PAGE:
○ ○ ○ ○ ○
Otto Scott was born Otto Joseph Scott-Estrella in 1919 and died in 2006, but his writings and videos are still quite influential.  He is widely known and loved by neo-Confederates and ultra right-wing Christians.  Although he is a hero of contemporary Confederate loyalists, Scott also labored greatly on behalf of the interests of the wealthy and powerful in the western world.  It was no exaggeration for the Southern Partisan, the premiere neo-Confederate magazine, to eulogize him as “one of the greatest” conservative writers and thinkers of the Cold War era.1  This was not a man who cared for the plight of the poor and the oppressed, especially in the non-white world, nor could he have cared for those who were their sworn allies like John Brown.

Background

Scott in younger days
Scott served in the United States Merchant Marines during World War II, afterward working in advertising and journalism, although a Wikipedia entry says he worked in journalism in Virginia and California prior to entering the Merchant Marines. Regardless, this path led him to embark on a long career as a published author of various themes as diverse as the histories of the Ashland Oil and Black & Decker Companies, and the stories of Robespierre, James I, and John Brown the abolitionist.  All told, Scott published ten books along with numerous articles in many publications including the Los Angeles Times, San Diego Union, San Diego Tribune, Salisbury Review (London), Conservative Digest, and Human Events.  However, among conservatives, Scott was known for his own monthly publication, Otto Scott’s Compass, a “journal of contemporary culture.”  The latter had a considerable run of fifteen years, ending the year before his death.  One of Scott’s relatives aptly observed that he was “one of a great many Americans who are well-known to a special audience, but unknown to the nation at large.”2  In Scott’s case, his “special audience” was predominantly one of ultra conservative “Caucasians” with interests in the maintenance of the present order of the western world.

Capitalist Ideologue

Throughout his professional life, Scott made a living as both a businessman and as the chronicler of big business.  The anonymous author of the article Wikipedia about Scott notes that between 1954 and 1963, he held three vice-president posts in Globaltronix de Venezuala, Mohr Associates, and Becker, Scott & Associates.  He was also “assistant to the chair” at Ashland Oil Incorporated in the year 1968-69.  Even Scott’s family member acknowledges that he largely made a living “from his corporate biographies.”3  As a bona fide gatekeeper of the status quo, Scott was extremely critical of any real or perceived radicalism and liberal or left-oriented ideas, and was also opposed to any liberation movement that challenged what he upheld as the supremacy of the Christian west.  He was highly critical of the anti-Apartheid movement in the 20th century and bitterly attacked the abolitionist movement of the 19th century in historical terms.
○ ○ ○ ○ ○
GIVEN DATA:

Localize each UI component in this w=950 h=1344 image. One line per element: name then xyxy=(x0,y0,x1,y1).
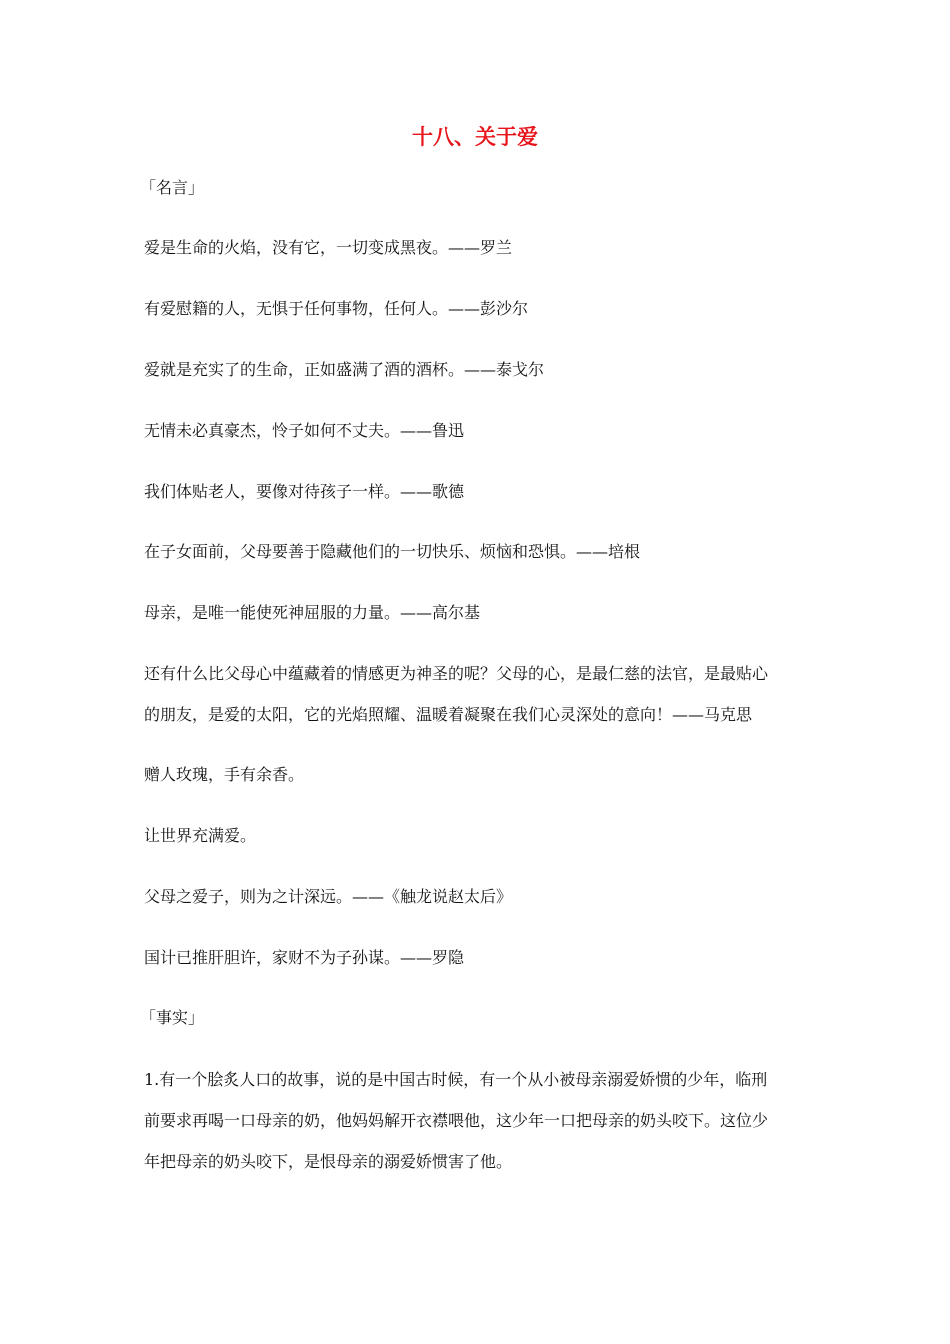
○ ○ ○ ○ ○
SET TASK:
Can you quote everything in the Otto Scott article from "Otto Scott was" down to "like John Brown."? The data comes from a separate source and has no connection to the Otto Scott article.

COMPLETE ANSWER:
Otto Scott was born Otto Joseph Scott-Estrella in 1919 and died in 2006, but his writings and videos are still quite influential.  He is widely known and loved by neo-Confederates and ultra right-wing Christians.  Although he is a hero of contemporary Confederate loyalists, Scott also labored greatly on behalf of the interests of the wealthy and powerful in the western world.  It was no exaggeration for the Southern Partisan, the premiere neo-Confederate magazine, to eulogize him as “one of the greatest” conservative writers and thinkers of the Cold War era.1  This was not a man who cared for the plight of the poor and the oppressed, especially in the non-white world, nor could he have cared for those who were their sworn allies like John Brown.